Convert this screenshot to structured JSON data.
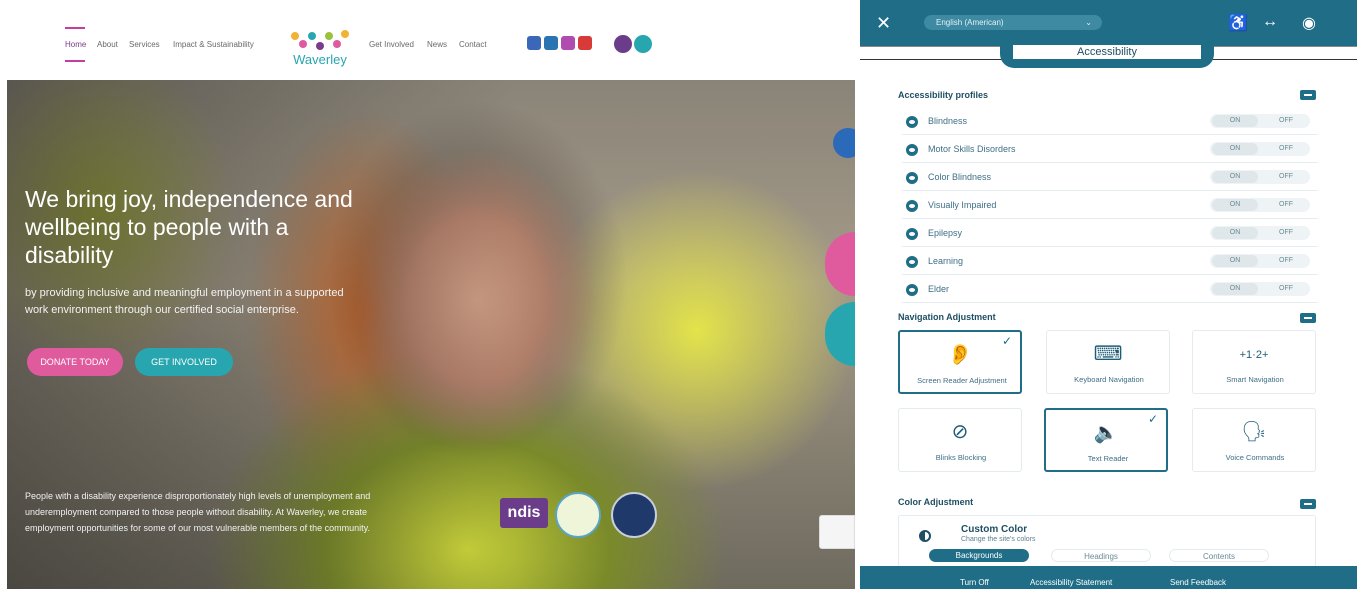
{
  "site": {
    "nav_left": [
      "Home",
      "About",
      "Services",
      "Impact & Sustainability"
    ],
    "nav_right": [
      "Get Involved",
      "News",
      "Contact"
    ],
    "logo_text": "Waverley",
    "hero": {
      "title": "We bring joy, independence and wellbeing to people with a disability",
      "subtitle": "by providing inclusive and meaningful employment in a supported work environment through our certified social enterprise.",
      "donate_label": "DONATE TODAY",
      "involved_label": "GET INVOLVED",
      "bottom_text": "People with a disability experience disproportionately high levels of unemployment and underemployment compared to those people without disability. At Waverley, we create employment opportunities for some of our most vulnerable members of the community.",
      "ndis_label": "ndis"
    },
    "colors": {
      "pink": "#e05a9e",
      "teal": "#27a6b0",
      "purple": "#7a3c8a"
    }
  },
  "panel": {
    "language": "English (American)",
    "tab_label": "Accessibility",
    "profiles_title": "Accessibility profiles",
    "profiles": [
      {
        "label": "Blindness",
        "on": "ON",
        "off": "OFF"
      },
      {
        "label": "Motor Skills Disorders",
        "on": "ON",
        "off": "OFF"
      },
      {
        "label": "Color Blindness",
        "on": "ON",
        "off": "OFF"
      },
      {
        "label": "Visually Impaired",
        "on": "ON",
        "off": "OFF"
      },
      {
        "label": "Epilepsy",
        "on": "ON",
        "off": "OFF"
      },
      {
        "label": "Learning",
        "on": "ON",
        "off": "OFF"
      },
      {
        "label": "Elder",
        "on": "ON",
        "off": "OFF"
      }
    ],
    "navigation_title": "Navigation Adjustment",
    "nav_options": [
      {
        "label": "Screen Reader Adjustment",
        "icon": "ear-icon",
        "selected": true
      },
      {
        "label": "Keyboard Navigation",
        "icon": "keyboard-icon",
        "selected": false
      },
      {
        "label": "Smart Navigation",
        "icon": "smart-nav-icon",
        "selected": false
      },
      {
        "label": "Blinks Blocking",
        "icon": "blink-block-icon",
        "selected": false
      },
      {
        "label": "Text Reader",
        "icon": "speaker-icon",
        "selected": true
      },
      {
        "label": "Voice Commands",
        "icon": "voice-icon",
        "selected": false
      }
    ],
    "smart_nav_glyph": "+1·2+",
    "color_title": "Color Adjustment",
    "custom_color_title": "Custom Color",
    "custom_color_sub": "Change the site's colors",
    "color_tabs": [
      "Backgrounds",
      "Headings",
      "Contents"
    ],
    "footer": [
      "Turn Off",
      "Accessibility Statement",
      "Send Feedback"
    ],
    "colors": {
      "primary": "#1f6d86"
    }
  }
}
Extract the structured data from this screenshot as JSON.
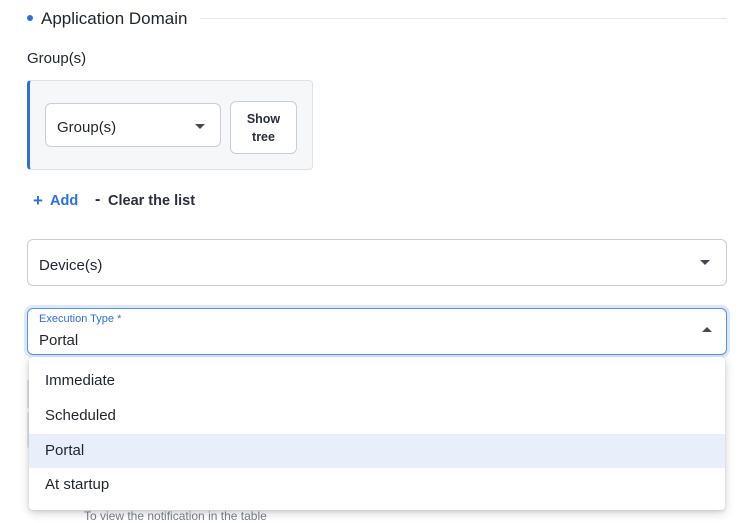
{
  "section": {
    "title": "Application Domain"
  },
  "groups": {
    "label": "Group(s)",
    "select_placeholder": "Group(s)",
    "show_tree_line1": "Show",
    "show_tree_line2": "tree"
  },
  "actions": {
    "add_label": "Add",
    "clear_label": "Clear the list"
  },
  "device": {
    "placeholder": "Device(s)"
  },
  "execution": {
    "label": "Execution Type *",
    "value": "Portal",
    "options": [
      "Immediate",
      "Scheduled",
      "Portal",
      "At startup"
    ],
    "selected_index": 2
  },
  "background": {
    "note": "To view the notification in the table"
  },
  "colors": {
    "accent": "#2d6fe3",
    "selected_bg": "#e8effb"
  }
}
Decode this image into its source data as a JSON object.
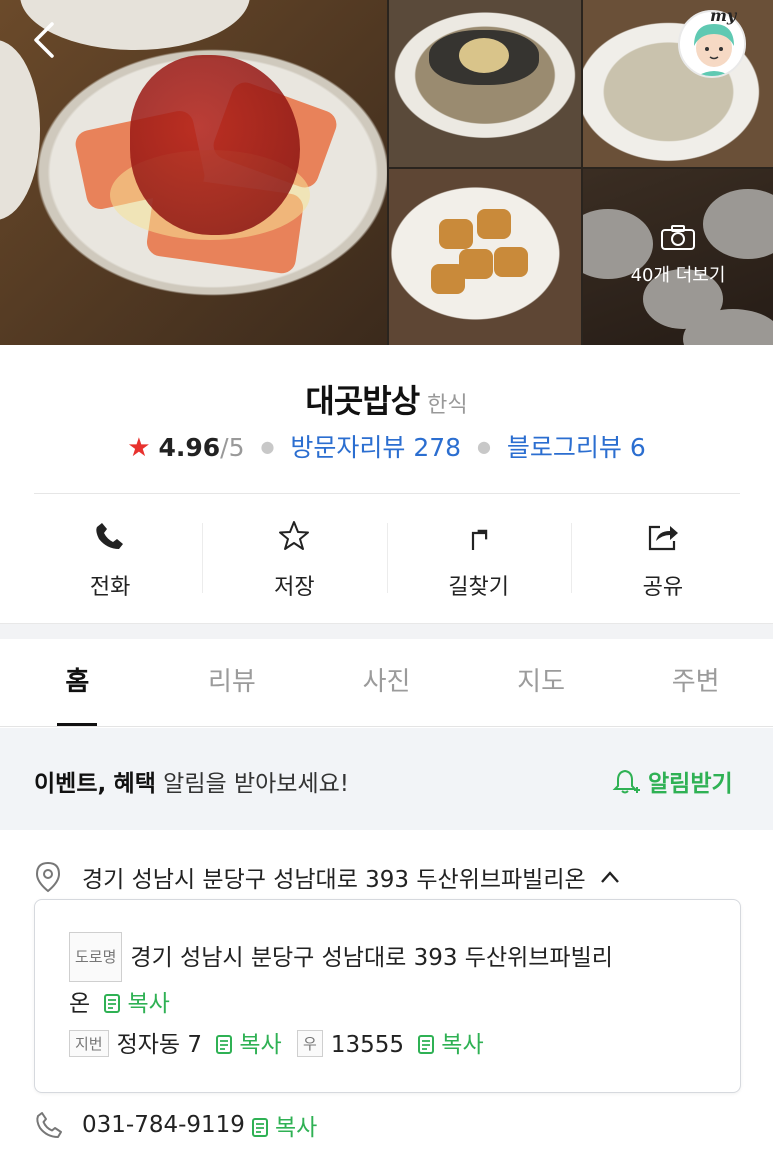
{
  "gallery": {
    "more_label": "40개 더보기",
    "my_label": "my"
  },
  "place": {
    "name": "대곳밥상",
    "category": "한식",
    "rating": "4.96",
    "rating_max": "/5",
    "visitor_reviews_label": "방문자리뷰",
    "visitor_reviews_count": "278",
    "blog_reviews_label": "블로그리뷰",
    "blog_reviews_count": "6"
  },
  "actions": [
    {
      "label": "전화",
      "icon": "phone-icon"
    },
    {
      "label": "저장",
      "icon": "star-icon"
    },
    {
      "label": "길찾기",
      "icon": "directions-icon"
    },
    {
      "label": "공유",
      "icon": "share-icon"
    }
  ],
  "tabs": [
    "홈",
    "리뷰",
    "사진",
    "지도",
    "주변"
  ],
  "notice": {
    "bold1": "이벤트,",
    "bold2": "혜택",
    "text": "알림을 받아보세요!",
    "button": "알림받기"
  },
  "address": {
    "summary": "경기 성남시 분당구 성남대로 393 두산위브파빌리온",
    "road_tag": "도로명",
    "road_line1": "경기 성남시 분당구 성남대로 393 두산위브파빌리",
    "road_line2": "온",
    "lot_tag": "지번",
    "lot": "정자동 7",
    "zip_tag": "우",
    "zip": "13555",
    "copy_label": "복사"
  },
  "phone": {
    "number": "031-784-9119",
    "copy_label": "복사"
  },
  "colors": {
    "accent_green": "#2fb154",
    "link_blue": "#2b6ed0",
    "star_red": "#e8322e"
  }
}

(WRITTEN PROBLEM)
Quote the data exactly, leaving every image out of the copy.

(FULL RESPONSE)
Convert this screenshot to structured JSON data.
{
  "site": {
    "nav_left": [
      "Home",
      "About",
      "Services",
      "Impact & Sustainability"
    ],
    "nav_right": [
      "Get Involved",
      "News",
      "Contact"
    ],
    "logo_text": "Waverley",
    "hero": {
      "title": "We bring joy, independence and wellbeing to people with a disability",
      "subtitle": "by providing inclusive and meaningful employment in a supported work environment through our certified social enterprise.",
      "donate_label": "DONATE TODAY",
      "involved_label": "GET INVOLVED",
      "bottom_text": "People with a disability experience disproportionately high levels of unemployment and underemployment compared to those people without disability. At Waverley, we create employment opportunities for some of our most vulnerable members of the community.",
      "ndis_label": "ndis"
    },
    "colors": {
      "pink": "#e05a9e",
      "teal": "#27a6b0",
      "purple": "#7a3c8a"
    }
  },
  "panel": {
    "language": "English (American)",
    "tab_label": "Accessibility",
    "profiles_title": "Accessibility profiles",
    "profiles": [
      {
        "label": "Blindness",
        "on": "ON",
        "off": "OFF"
      },
      {
        "label": "Motor Skills Disorders",
        "on": "ON",
        "off": "OFF"
      },
      {
        "label": "Color Blindness",
        "on": "ON",
        "off": "OFF"
      },
      {
        "label": "Visually Impaired",
        "on": "ON",
        "off": "OFF"
      },
      {
        "label": "Epilepsy",
        "on": "ON",
        "off": "OFF"
      },
      {
        "label": "Learning",
        "on": "ON",
        "off": "OFF"
      },
      {
        "label": "Elder",
        "on": "ON",
        "off": "OFF"
      }
    ],
    "navigation_title": "Navigation Adjustment",
    "nav_options": [
      {
        "label": "Screen Reader Adjustment",
        "icon": "ear-icon",
        "selected": true
      },
      {
        "label": "Keyboard Navigation",
        "icon": "keyboard-icon",
        "selected": false
      },
      {
        "label": "Smart Navigation",
        "icon": "smart-nav-icon",
        "selected": false
      },
      {
        "label": "Blinks Blocking",
        "icon": "blink-block-icon",
        "selected": false
      },
      {
        "label": "Text Reader",
        "icon": "speaker-icon",
        "selected": true
      },
      {
        "label": "Voice Commands",
        "icon": "voice-icon",
        "selected": false
      }
    ],
    "smart_nav_glyph": "+1·2+",
    "color_title": "Color Adjustment",
    "custom_color_title": "Custom Color",
    "custom_color_sub": "Change the site's colors",
    "color_tabs": [
      "Backgrounds",
      "Headings",
      "Contents"
    ],
    "footer": [
      "Turn Off",
      "Accessibility Statement",
      "Send Feedback"
    ],
    "colors": {
      "primary": "#1f6d86"
    }
  }
}
Extract the structured data from this screenshot as JSON.
{
  "section": {
    "title": "Application Domain"
  },
  "groups": {
    "label": "Group(s)",
    "select_placeholder": "Group(s)",
    "show_tree_line1": "Show",
    "show_tree_line2": "tree"
  },
  "actions": {
    "add_label": "Add",
    "clear_label": "Clear the list"
  },
  "device": {
    "placeholder": "Device(s)"
  },
  "execution": {
    "label": "Execution Type *",
    "value": "Portal",
    "options": [
      "Immediate",
      "Scheduled",
      "Portal",
      "At startup"
    ],
    "selected_index": 2
  },
  "background": {
    "note": "To view the notification in the table"
  },
  "colors": {
    "accent": "#2d6fe3",
    "selected_bg": "#e8effb"
  }
}
Decode this image into its source data as a JSON object.
{
  "gallery": {
    "more_label": "40개 더보기",
    "my_label": "my"
  },
  "place": {
    "name": "대곳밥상",
    "category": "한식",
    "rating": "4.96",
    "rating_max": "/5",
    "visitor_reviews_label": "방문자리뷰",
    "visitor_reviews_count": "278",
    "blog_reviews_label": "블로그리뷰",
    "blog_reviews_count": "6"
  },
  "actions": [
    {
      "label": "전화",
      "icon": "phone-icon"
    },
    {
      "label": "저장",
      "icon": "star-icon"
    },
    {
      "label": "길찾기",
      "icon": "directions-icon"
    },
    {
      "label": "공유",
      "icon": "share-icon"
    }
  ],
  "tabs": [
    "홈",
    "리뷰",
    "사진",
    "지도",
    "주변"
  ],
  "notice": {
    "bold1": "이벤트,",
    "bold2": "혜택",
    "text": "알림을 받아보세요!",
    "button": "알림받기"
  },
  "address": {
    "summary": "경기 성남시 분당구 성남대로 393 두산위브파빌리온",
    "road_tag": "도로명",
    "road_line1": "경기 성남시 분당구 성남대로 393 두산위브파빌리",
    "road_line2": "온",
    "lot_tag": "지번",
    "lot": "정자동 7",
    "zip_tag": "우",
    "zip": "13555",
    "copy_label": "복사"
  },
  "phone": {
    "number": "031-784-9119",
    "copy_label": "복사"
  },
  "colors": {
    "accent_green": "#2fb154",
    "link_blue": "#2b6ed0",
    "star_red": "#e8322e"
  }
}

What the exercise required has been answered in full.